THE PROBLEM: Pull every line containing the word "Netzstecker" from the records.

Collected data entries
---*---

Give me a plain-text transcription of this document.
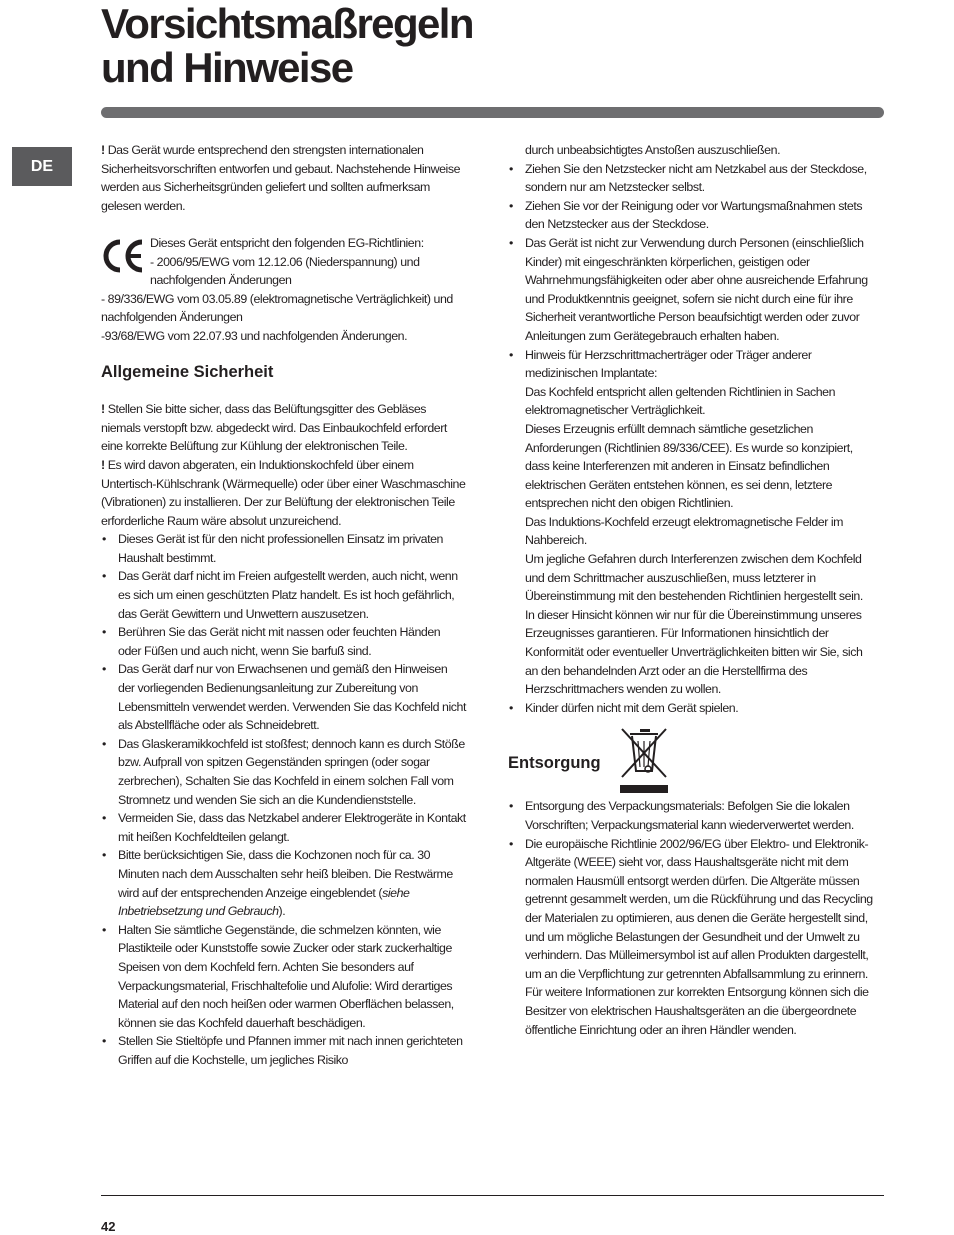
Vorsichtsmaßregeln
und Hinweise
DE

! Das Gerät wurde entsprechend den strengsten internationalen Sicherheitsvorschriften entworfen und gebaut. Nachstehende Hinweise werden aus Sicherheitsgründen geliefert und sollten aufmerksam gelesen werden.

Dieses Gerät entspricht den folgenden EG-Richtlinien:

- 2006/95/EWG vom 12.12.06 (Niederspannung) und nachfolgenden Änderungen

- 89/336/EWG vom 03.05.89 (elektromagnetische Verträglichkeit) und nachfolgenden Änderungen

-93/68/EWG vom 22.07.93 und nachfolgenden Änderungen.

Allgemeine Sicherheit

! Stellen Sie bitte sicher, dass das Belüftungsgitter des Gebläses niemals verstopft bzw. abgedeckt wird. Das Einbaukochfeld erfordert eine korrekte Belüftung zur Kühlung der elektronischen Teile.

! Es wird davon abgeraten, ein Induktionskochfeld über einem Untertisch-Kühlschrank (Wärmequelle) oder über einer Waschmaschine (Vibrationen) zu installieren. Der zur Belüftung der elektronischen Teile erforderliche Raum wäre absolut unzureichend.

• Dieses Gerät ist für den nicht professionellen Einsatz im privaten Haushalt bestimmt.
• Das Gerät darf nicht im Freien aufgestellt werden, auch nicht, wenn es sich um einen geschützten Platz handelt. Es ist hoch gefährlich, das Gerät Gewittern und Unwettern auszusetzen.
• Berühren Sie das Gerät nicht mit nassen oder feuchten Händen oder Füßen und auch nicht, wenn Sie barfuß sind.
• Das Gerät darf nur von Erwachsenen und gemäß den Hinweisen der vorliegenden Bedienungsanleitung zur Zubereitung von Lebensmitteln verwendet werden. Verwenden Sie das Kochfeld nicht als Abstellfläche oder als Schneidebrett.
• Das Glaskeramikkochfeld ist stoßfest; dennoch kann es durch Stöße bzw. Aufprall von spitzen Gegenständen springen (oder sogar zerbrechen), Schalten Sie das Kochfeld in einem solchen Fall vom Stromnetz und wenden Sie sich an die Kundendienststelle.
• Vermeiden Sie, dass das Netzkabel anderer Elektrogeräte in Kontakt mit heißen Kochfeldteilen gelangt.
• Bitte berücksichtigen Sie, dass die Kochzonen noch für ca. 30 Minuten nach dem Ausschalten sehr heiß bleiben. Die Restwärme wird auf der entsprechenden Anzeige eingeblendet (siehe Inbetriebsetzung und Gebrauch).
• Halten Sie sämtliche Gegenstände, die schmelzen könnten, wie Plastikteile oder Kunststoffe sowie Zucker oder stark zuckerhaltige Speisen von dem Kochfeld fern. Achten Sie besonders auf Verpackungsmaterial, Frischhaltefolie und Alufolie: Wird derartiges Material auf den noch heißen oder warmen Oberflächen belassen, können sie das Kochfeld dauerhaft beschädigen.
• Stellen Sie Stieltöpfe und Pfannen immer mit nach innen gerichteten Griffen auf die Kochstelle, um jegliches Risiko

durch unbeabsichtigtes Anstoßen auszuschließen.

• Ziehen Sie den Netzstecker nicht am Netzkabel aus der Steckdose, sondern nur am Netzstecker selbst.
• Ziehen Sie vor der Reinigung oder vor Wartungsmaßnahmen stets den Netzstecker aus der Steckdose.
• Das Gerät ist nicht zur Verwendung durch Personen (einschließlich Kinder) mit eingeschränkten körperlichen, geistigen oder Wahrnehmungsfähigkeiten oder aber ohne ausreichende Erfahrung und Produktkenntnis geeignet, sofern sie nicht durch eine für ihre Sicherheit verantwortliche Person beaufsichtigt werden oder zuvor Anleitungen zum Gerätegebrauch erhalten haben.

• Hinweis für Herzschrittmacherträger oder Träger anderer medizinischen Implantate:

Das Kochfeld entspricht allen geltenden Richtlinien in Sachen elektromagnetischer Verträglichkeit.

Dieses Erzeugnis erfüllt demnach sämtliche gesetzlichen Anforderungen (Richtlinien 89/336/CEE). Es wurde so konzipiert, dass keine Interferenzen mit anderen in Einsatz befindlichen elektrischen Geräten entstehen können, es sei denn, letztere entsprechen nicht den obigen Richtlinien.

Das Induktions-Kochfeld erzeugt elektromagnetische Felder im Nahbereich.

Um jegliche Gefahren durch Interferenzen zwischen dem Kochfeld und dem Schrittmacher auszuschließen, muss letzterer in Übereinstimmung mit den bestehenden Richtlinien hergestellt sein.

In dieser Hinsicht können wir nur für die Übereinstimmung unseres Erzeugnisses garantieren. Für Informationen hinsichtlich der Konformität oder eventueller Unverträglichkeiten bitten wir Sie, sich an den behandelnden Arzt oder an die Herstellfirma des Herzschrittmachers wenden zu wollen.

• Kinder dürfen nicht mit dem Gerät spielen.
Entsorgung
• Entsorgung des Verpackungsmaterials: Befolgen Sie die lokalen Vorschriften; Verpackungsmaterial kann wiederverwertet werden.

• Die europäische Richtlinie 2002/96/EG über Elektro- und Elektronik-Altgeräte (WEEE) sieht vor, dass Haushaltsgeräte nicht mit dem normalen Hausmüll entsorgt werden dürfen. Die Altgeräte müssen getrennt gesammelt werden, um die Rückführung und das Recycling der Materialen zu optimieren, aus denen die Geräte hergestellt sind, und um mögliche Belastungen der Gesundheit und der Umwelt zu verhindern. Das Mülleimersymbol ist auf allen Produkten dargestellt, um an die Verpflichtung zur getrennten Abfallsammlung zu erinnern.

Für weitere Informationen zur korrekten Entsorgung können sich die Besitzer von elektrischen Haushaltsgeräten an die übergeordnete öffentliche Einrichtung oder an ihren Händler wenden.

42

---*---

COMPLETE OUTPUT:
• Ziehen Sie den Netzstecker nicht am Netzkabel aus der Steckdose, sondern nur am Netzstecker selbst.
• Ziehen Sie vor der Reinigung oder vor Wartungsmaßnahmen stets den Netzstecker aus der Steckdose.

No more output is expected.